>> BEGIN DATA PROVIDED

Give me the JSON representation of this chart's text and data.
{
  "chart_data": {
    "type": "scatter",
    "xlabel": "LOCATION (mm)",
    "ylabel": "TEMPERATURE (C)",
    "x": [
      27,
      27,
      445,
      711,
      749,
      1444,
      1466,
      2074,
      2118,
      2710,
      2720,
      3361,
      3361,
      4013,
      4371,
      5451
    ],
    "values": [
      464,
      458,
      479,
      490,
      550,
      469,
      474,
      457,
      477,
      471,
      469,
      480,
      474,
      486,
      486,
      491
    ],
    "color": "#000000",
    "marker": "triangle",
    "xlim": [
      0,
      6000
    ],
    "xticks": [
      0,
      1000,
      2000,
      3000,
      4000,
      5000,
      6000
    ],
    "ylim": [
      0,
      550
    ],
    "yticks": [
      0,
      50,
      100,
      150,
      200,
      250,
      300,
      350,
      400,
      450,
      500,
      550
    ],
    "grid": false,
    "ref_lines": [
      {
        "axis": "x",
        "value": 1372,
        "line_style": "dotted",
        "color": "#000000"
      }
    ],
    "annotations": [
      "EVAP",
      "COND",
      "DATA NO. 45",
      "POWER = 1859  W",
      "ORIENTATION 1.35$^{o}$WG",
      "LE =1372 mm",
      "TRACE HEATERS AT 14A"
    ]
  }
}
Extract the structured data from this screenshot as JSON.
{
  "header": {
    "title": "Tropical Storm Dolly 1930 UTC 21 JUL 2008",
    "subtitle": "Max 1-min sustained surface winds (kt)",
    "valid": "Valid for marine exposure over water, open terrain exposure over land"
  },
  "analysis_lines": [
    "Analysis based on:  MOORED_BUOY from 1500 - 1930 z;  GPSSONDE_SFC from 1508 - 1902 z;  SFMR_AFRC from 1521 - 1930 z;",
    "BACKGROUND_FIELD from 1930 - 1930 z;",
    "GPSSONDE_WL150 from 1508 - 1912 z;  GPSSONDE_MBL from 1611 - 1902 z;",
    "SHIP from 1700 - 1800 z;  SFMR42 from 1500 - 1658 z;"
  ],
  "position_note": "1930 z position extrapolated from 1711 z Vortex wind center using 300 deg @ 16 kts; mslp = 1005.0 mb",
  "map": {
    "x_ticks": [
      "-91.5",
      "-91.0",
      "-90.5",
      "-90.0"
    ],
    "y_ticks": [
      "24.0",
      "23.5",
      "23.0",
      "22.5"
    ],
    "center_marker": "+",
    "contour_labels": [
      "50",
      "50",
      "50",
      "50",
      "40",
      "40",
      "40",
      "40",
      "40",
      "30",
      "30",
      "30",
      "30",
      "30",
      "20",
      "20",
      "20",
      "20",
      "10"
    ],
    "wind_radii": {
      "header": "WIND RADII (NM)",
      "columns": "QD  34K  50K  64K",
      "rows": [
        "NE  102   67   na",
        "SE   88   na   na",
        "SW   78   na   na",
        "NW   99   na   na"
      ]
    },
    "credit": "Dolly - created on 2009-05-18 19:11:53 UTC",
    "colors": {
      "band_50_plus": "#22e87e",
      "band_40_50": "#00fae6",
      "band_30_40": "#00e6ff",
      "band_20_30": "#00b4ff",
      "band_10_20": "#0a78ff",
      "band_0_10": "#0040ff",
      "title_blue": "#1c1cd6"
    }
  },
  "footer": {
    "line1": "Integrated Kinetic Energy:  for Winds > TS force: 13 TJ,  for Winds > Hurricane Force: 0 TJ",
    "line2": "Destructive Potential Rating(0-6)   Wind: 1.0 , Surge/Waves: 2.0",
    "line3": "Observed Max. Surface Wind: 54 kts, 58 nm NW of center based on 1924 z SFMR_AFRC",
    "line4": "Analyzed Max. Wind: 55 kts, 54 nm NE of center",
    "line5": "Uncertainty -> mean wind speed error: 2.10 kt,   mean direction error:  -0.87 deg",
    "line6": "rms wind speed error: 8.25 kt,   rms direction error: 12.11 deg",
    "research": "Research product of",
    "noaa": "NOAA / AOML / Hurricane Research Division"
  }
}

>> END DATA PROVIDED

**PROBLEM TO WORK ON**
All of the records must be repeated exactly.

**ANSWER TO THE PROBLEM**
Give me the JSON representation of this chart's text and data.
{
  "chart_data": {
    "type": "scatter",
    "xlabel": "LOCATION (mm)",
    "ylabel": "TEMPERATURE (C)",
    "x": [
      27,
      27,
      445,
      711,
      749,
      1444,
      1466,
      2074,
      2118,
      2710,
      2720,
      3361,
      3361,
      4013,
      4371,
      5451
    ],
    "values": [
      464,
      458,
      479,
      490,
      550,
      469,
      474,
      457,
      477,
      471,
      469,
      480,
      474,
      486,
      486,
      491
    ],
    "color": "#000000",
    "marker": "triangle",
    "xlim": [
      0,
      6000
    ],
    "xticks": [
      0,
      1000,
      2000,
      3000,
      4000,
      5000,
      6000
    ],
    "ylim": [
      0,
      550
    ],
    "yticks": [
      0,
      50,
      100,
      150,
      200,
      250,
      300,
      350,
      400,
      450,
      500,
      550
    ],
    "grid": false,
    "ref_lines": [
      {
        "axis": "x",
        "value": 1372,
        "line_style": "dotted",
        "color": "#000000"
      }
    ],
    "annotations": [
      "EVAP",
      "COND",
      "DATA NO. 45",
      "POWER = 1859  W",
      "ORIENTATION 1.35$^{o}$WG",
      "LE =1372 mm",
      "TRACE HEATERS AT 14A"
    ]
  }
}
Extract the structured data from this screenshot as JSON.
{
  "header": {
    "title": "Tropical Storm Dolly 1930 UTC 21 JUL 2008",
    "subtitle": "Max 1-min sustained surface winds (kt)",
    "valid": "Valid for marine exposure over water, open terrain exposure over land"
  },
  "analysis_lines": [
    "Analysis based on:  MOORED_BUOY from 1500 - 1930 z;  GPSSONDE_SFC from 1508 - 1902 z;  SFMR_AFRC from 1521 - 1930 z;",
    "BACKGROUND_FIELD from 1930 - 1930 z;",
    "GPSSONDE_WL150 from 1508 - 1912 z;  GPSSONDE_MBL from 1611 - 1902 z;",
    "SHIP from 1700 - 1800 z;  SFMR42 from 1500 - 1658 z;"
  ],
  "position_note": "1930 z position extrapolated from 1711 z Vortex wind center using 300 deg @ 16 kts; mslp = 1005.0 mb",
  "map": {
    "x_ticks": [
      "-91.5",
      "-91.0",
      "-90.5",
      "-90.0"
    ],
    "y_ticks": [
      "24.0",
      "23.5",
      "23.0",
      "22.5"
    ],
    "center_marker": "+",
    "contour_labels": [
      "50",
      "50",
      "50",
      "50",
      "40",
      "40",
      "40",
      "40",
      "40",
      "30",
      "30",
      "30",
      "30",
      "30",
      "20",
      "20",
      "20",
      "20",
      "10"
    ],
    "wind_radii": {
      "header": "WIND RADII (NM)",
      "columns": "QD  34K  50K  64K",
      "rows": [
        "NE  102   67   na",
        "SE   88   na   na",
        "SW   78   na   na",
        "NW   99   na   na"
      ]
    },
    "credit": "Dolly - created on 2009-05-18 19:11:53 UTC",
    "colors": {
      "band_50_plus": "#22e87e",
      "band_40_50": "#00fae6",
      "band_30_40": "#00e6ff",
      "band_20_30": "#00b4ff",
      "band_10_20": "#0a78ff",
      "band_0_10": "#0040ff",
      "title_blue": "#1c1cd6"
    }
  },
  "footer": {
    "line1": "Integrated Kinetic Energy:  for Winds > TS force: 13 TJ,  for Winds > Hurricane Force: 0 TJ",
    "line2": "Destructive Potential Rating(0-6)   Wind: 1.0 , Surge/Waves: 2.0",
    "line3": "Observed Max. Surface Wind: 54 kts, 58 nm NW of center based on 1924 z SFMR_AFRC",
    "line4": "Analyzed Max. Wind: 55 kts, 54 nm NE of center",
    "line5": "Uncertainty -> mean wind speed error: 2.10 kt,   mean direction error:  -0.87 deg",
    "line6": "rms wind speed error: 8.25 kt,   rms direction error: 12.11 deg",
    "research": "Research product of",
    "noaa": "NOAA / AOML / Hurricane Research Division"
  }
}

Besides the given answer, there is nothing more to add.